(Request):
Leave the pictures out and transcribe every record exactly.
>>>
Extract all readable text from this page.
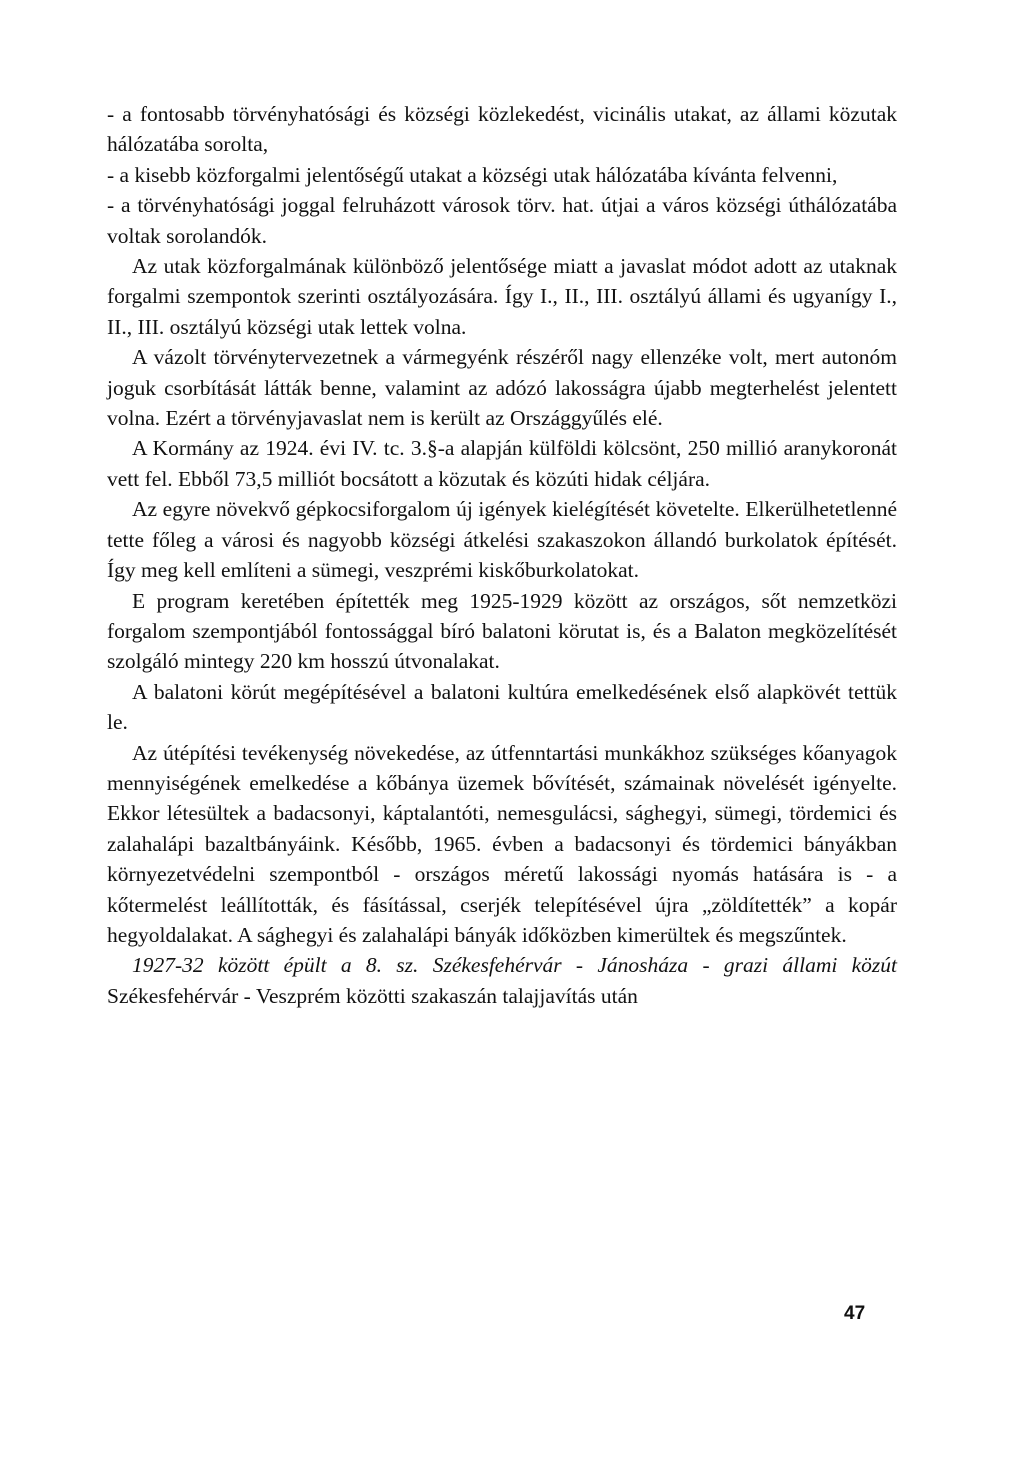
- a fontosabb törvényhatósági és községi közlekedést, vicinális utakat, az állami közutak hálózatába sorolta,

- a kisebb közforgalmi jelentőségű utakat a községi utak hálózatába kívánta felvenni,

- a törvényhatósági joggal felruházott városok törv. hat. útjai a város községi úthálózatába voltak sorolandók.

Az utak közforgalmának különböző jelentősége miatt a javaslat módot adott az utaknak forgalmi szempontok szerinti osztályozására. Így I., II., III. osztályú állami és ugyanígy I., II., III. osztályú községi utak lettek volna.

A vázolt törvénytervezetnek a vármegyénk részéről nagy ellenzéke volt, mert autonóm joguk csorbítását látták benne, valamint az adózó lakosságra újabb megterhelést jelentett volna. Ezért a törvényjavaslat nem is került az Országgyűlés elé.

A Kormány az 1924. évi IV. tc. 3.§-a alapján külföldi kölcsönt, 250 millió aranykoronát vett fel. Ebből 73,5 milliót bocsátott a közutak és közúti hidak céljára.

Az egyre növekvő gépkocsiforgalom új igények kielégítését követelte. Elkerülhetetlenné tette főleg a városi és nagyobb községi átkelési szakaszokon állandó burkolatok építését. Így meg kell említeni a sümegi, veszprémi kiskőburkolatokat.

E program keretében építették meg 1925-1929 között az országos, sőt nemzetközi forgalom szempontjából fontossággal bíró balatoni körutat is, és a Balaton megközelítését szolgáló mintegy 220 km hosszú útvonalakat.

A balatoni körút megépítésével a balatoni kultúra emelkedésének első alapkövét tettük le.

Az útépítési tevékenység növekedése, az útfenntartási munkákhoz szükséges kőanyagok mennyiségének emelkedése a kőbánya üzemek bővítését, számainak növelését igényelte. Ekkor létesültek a badacsonyi, káptalantóti, nemesgulácsi, sághegyi, sümegi, tördemici és zalahalápi bazaltbányáink. Később, 1965. évben a badacsonyi és tördemici bányákban környezetvédelni szempontból - országos méretű lakossági nyomás hatására is - a kőtermelést leállították, és fásítással, cserjék telepítésével újra „zöldítették” a kopár hegyoldalakat. A sághegyi és zalahalápi bányák időközben kimerültek és megszűntek.

1927-32 között épült a 8. sz. Székesfehérvár - Jánosháza - grazi állami közút Székesfehérvár - Veszprém közötti szakaszán talajjavítás után

47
<<<
(Response to this task):
Extract all readable text from this page.
- a fontosabb törvényhatósági és községi közlekedést, vicinális utakat, az állami közutak hálózatába sorolta,

- a kisebb közforgalmi jelentőségű utakat a községi utak hálózatába kívánta felvenni,

- a törvényhatósági joggal felruházott városok törv. hat. útjai a város községi úthálózatába voltak sorolandók.

Az utak közforgalmának különböző jelentősége miatt a javaslat módot adott az utaknak forgalmi szempontok szerinti osztályozására. Így I., II., III. osztályú állami és ugyanígy I., II., III. osztályú községi utak lettek volna.

A vázolt törvénytervezetnek a vármegyénk részéről nagy ellenzéke volt, mert autonóm joguk csorbítását látták benne, valamint az adózó lakosságra újabb megterhelést jelentett volna. Ezért a törvényjavaslat nem is került az Országgyűlés elé.

A Kormány az 1924. évi IV. tc. 3.§-a alapján külföldi kölcsönt, 250 millió aranykoronát vett fel. Ebből 73,5 milliót bocsátott a közutak és közúti hidak céljára.

Az egyre növekvő gépkocsiforgalom új igények kielégítését követelte. Elkerülhetetlenné tette főleg a városi és nagyobb községi átkelési szakaszokon állandó burkolatok építését. Így meg kell említeni a sümegi, veszprémi kiskőburkolatokat.

E program keretében építették meg 1925-1929 között az országos, sőt nemzetközi forgalom szempontjából fontossággal bíró balatoni körutat is, és a Balaton megközelítését szolgáló mintegy 220 km hosszú útvonalakat.

A balatoni körút megépítésével a balatoni kultúra emelkedésének első alapkövét tettük le.

Az útépítési tevékenység növekedése, az útfenntartási munkákhoz szükséges kőanyagok mennyiségének emelkedése a kőbánya üzemek bővítését, számainak növelését igényelte. Ekkor létesültek a badacsonyi, káptalantóti, nemesgulácsi, sághegyi, sümegi, tördemici és zalahalápi bazaltbányáink. Később, 1965. évben a badacsonyi és tördemici bányákban környezetvédelni szempontból - országos méretű lakossági nyomás hatására is - a kőtermelést leállították, és fásítással, cserjék telepítésével újra „zöldítették” a kopár hegyoldalakat. A sághegyi és zalahalápi bányák időközben kimerültek és megszűntek.

1927-32 között épült a 8. sz. Székesfehérvár - Jánosháza - grazi állami közút Székesfehérvár - Veszprém közötti szakaszán talajjavítás után

47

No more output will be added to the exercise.